Element location data:
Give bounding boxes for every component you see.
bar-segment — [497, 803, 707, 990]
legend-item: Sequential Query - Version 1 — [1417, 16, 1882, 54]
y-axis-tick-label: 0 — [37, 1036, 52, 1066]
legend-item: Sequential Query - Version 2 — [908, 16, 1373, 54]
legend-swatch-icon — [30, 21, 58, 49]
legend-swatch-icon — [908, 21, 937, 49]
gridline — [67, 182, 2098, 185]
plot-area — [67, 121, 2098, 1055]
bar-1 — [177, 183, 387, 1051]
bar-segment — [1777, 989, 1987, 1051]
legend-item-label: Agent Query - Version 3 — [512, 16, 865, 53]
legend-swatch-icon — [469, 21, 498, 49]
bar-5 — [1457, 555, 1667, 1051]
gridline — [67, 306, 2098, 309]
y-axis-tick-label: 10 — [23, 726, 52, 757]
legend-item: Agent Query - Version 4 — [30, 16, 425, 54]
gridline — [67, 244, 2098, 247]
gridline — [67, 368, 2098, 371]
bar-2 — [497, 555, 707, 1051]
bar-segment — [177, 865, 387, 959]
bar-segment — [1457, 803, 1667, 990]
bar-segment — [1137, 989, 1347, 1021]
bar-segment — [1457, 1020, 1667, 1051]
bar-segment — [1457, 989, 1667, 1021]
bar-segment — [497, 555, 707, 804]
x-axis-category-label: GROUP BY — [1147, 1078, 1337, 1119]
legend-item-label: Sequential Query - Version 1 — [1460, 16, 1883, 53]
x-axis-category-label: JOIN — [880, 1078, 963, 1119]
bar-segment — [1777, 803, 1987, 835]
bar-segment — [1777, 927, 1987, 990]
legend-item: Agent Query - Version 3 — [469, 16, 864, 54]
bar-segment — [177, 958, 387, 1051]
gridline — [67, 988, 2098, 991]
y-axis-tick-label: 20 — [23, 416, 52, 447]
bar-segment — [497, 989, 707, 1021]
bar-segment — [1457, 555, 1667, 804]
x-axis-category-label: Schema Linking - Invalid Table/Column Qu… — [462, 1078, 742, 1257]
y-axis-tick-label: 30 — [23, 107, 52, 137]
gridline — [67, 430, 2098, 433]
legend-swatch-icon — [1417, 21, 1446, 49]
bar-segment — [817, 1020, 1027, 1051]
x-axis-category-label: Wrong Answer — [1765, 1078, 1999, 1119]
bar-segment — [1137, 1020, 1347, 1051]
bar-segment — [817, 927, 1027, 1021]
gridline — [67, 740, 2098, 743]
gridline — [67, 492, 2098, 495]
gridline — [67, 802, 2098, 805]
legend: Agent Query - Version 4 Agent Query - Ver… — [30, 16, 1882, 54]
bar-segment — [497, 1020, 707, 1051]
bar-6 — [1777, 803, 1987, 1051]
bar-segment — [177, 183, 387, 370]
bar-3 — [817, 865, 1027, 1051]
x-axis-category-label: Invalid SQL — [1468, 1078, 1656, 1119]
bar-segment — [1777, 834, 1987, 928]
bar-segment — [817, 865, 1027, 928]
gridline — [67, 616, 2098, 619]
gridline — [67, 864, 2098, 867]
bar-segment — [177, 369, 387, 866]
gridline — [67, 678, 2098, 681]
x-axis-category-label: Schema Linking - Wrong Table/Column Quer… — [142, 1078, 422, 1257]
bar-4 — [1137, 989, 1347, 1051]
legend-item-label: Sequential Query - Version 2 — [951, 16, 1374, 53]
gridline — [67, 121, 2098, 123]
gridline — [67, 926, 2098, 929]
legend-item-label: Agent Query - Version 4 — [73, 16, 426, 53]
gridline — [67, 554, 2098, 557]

**SET EXERCISE:** Could you put every line of the records above into a numbered list, leaving out any blank lines?

**FINAL RESULT:**
1. Give bounding boxes for every component you see.
2. bar-segment — [497, 803, 707, 990]
3. legend-item: Sequential Query - Version 1 — [1417, 16, 1882, 54]
4. y-axis-tick-label: 0 — [37, 1036, 52, 1066]
5. legend-item: Sequential Query - Version 2 — [908, 16, 1373, 54]
6. legend-swatch-icon — [30, 21, 58, 49]
7. legend-swatch-icon — [908, 21, 937, 49]
8. gridline — [67, 182, 2098, 185]
9. plot-area — [67, 121, 2098, 1055]
10. bar-1 — [177, 183, 387, 1051]
11. bar-segment — [1777, 989, 1987, 1051]
12. legend-item-label: Agent Query - Version 3 — [512, 16, 865, 53]
13. legend-swatch-icon — [469, 21, 498, 49]
14. bar-5 — [1457, 555, 1667, 1051]
15. gridline — [67, 306, 2098, 309]
16. y-axis-tick-label: 10 — [23, 726, 52, 757]
17. legend-item: Agent Query - Version 4 — [30, 16, 425, 54]
18. gridline — [67, 244, 2098, 247]
19. gridline — [67, 368, 2098, 371]
20. bar-2 — [497, 555, 707, 1051]
21. bar-segment — [177, 865, 387, 959]
22. bar-segment — [1457, 803, 1667, 990]
23. bar-segment — [1137, 989, 1347, 1021]
24. bar-segment — [1457, 1020, 1667, 1051]
25. bar-segment — [1457, 989, 1667, 1021]
26. bar-segment — [497, 555, 707, 804]
27. x-axis-category-label: GROUP BY — [1147, 1078, 1337, 1119]
28. legend-item-label: Sequential Query - Version 1 — [1460, 16, 1883, 53]
29. x-axis-category-label: JOIN — [880, 1078, 963, 1119]
30. bar-segment — [1777, 803, 1987, 835]
31. bar-segment — [1777, 927, 1987, 990]
32. legend-item: Agent Query - Version 3 — [469, 16, 864, 54]
33. bar-segment — [177, 958, 387, 1051]
34. gridline — [67, 988, 2098, 991]
35. y-axis-tick-label: 20 — [23, 416, 52, 447]
36. bar-segment — [497, 989, 707, 1021]
37. bar-segment — [1457, 555, 1667, 804]
38. x-axis-category-label: Schema Linking - Invalid Table/Column Qu… — [462, 1078, 742, 1257]
39. y-axis-tick-label: 30 — [23, 107, 52, 137]
40. gridline — [67, 430, 2098, 433]
41. legend-swatch-icon — [1417, 21, 1446, 49]
42. bar-segment — [817, 1020, 1027, 1051]
43. x-axis-category-label: Wrong Answer — [1765, 1078, 1999, 1119]
44. bar-segment — [1137, 1020, 1347, 1051]
45. bar-segment — [817, 927, 1027, 1021]
46. gridline — [67, 740, 2098, 743]
47. gridline — [67, 492, 2098, 495]
48. gridline — [67, 802, 2098, 805]
49. legend: Agent Query - Version 4 Agent Query - Ver… — [30, 16, 1882, 54]
50. bar-segment — [497, 1020, 707, 1051]
51. bar-6 — [1777, 803, 1987, 1051]
52. bar-segment — [177, 183, 387, 370]
53. bar-3 — [817, 865, 1027, 1051]
54. x-axis-category-label: Invalid SQL — [1468, 1078, 1656, 1119]
55. bar-segment — [1777, 834, 1987, 928]
56. bar-segment — [817, 865, 1027, 928]
57. gridline — [67, 616, 2098, 619]
58. gridline — [67, 864, 2098, 867]
59. bar-segment — [177, 369, 387, 866]
60. gridline — [67, 678, 2098, 681]
61. x-axis-category-label: Schema Linking - Wrong Table/Column Quer… — [142, 1078, 422, 1257]
62. bar-4 — [1137, 989, 1347, 1051]
63. legend-item-label: Sequential Query - Version 2 — [951, 16, 1374, 53]
64. gridline — [67, 121, 2098, 123]
65. gridline — [67, 926, 2098, 929]
66. legend-item-label: Agent Query - Version 4 — [73, 16, 426, 53]
67. gridline — [67, 554, 2098, 557]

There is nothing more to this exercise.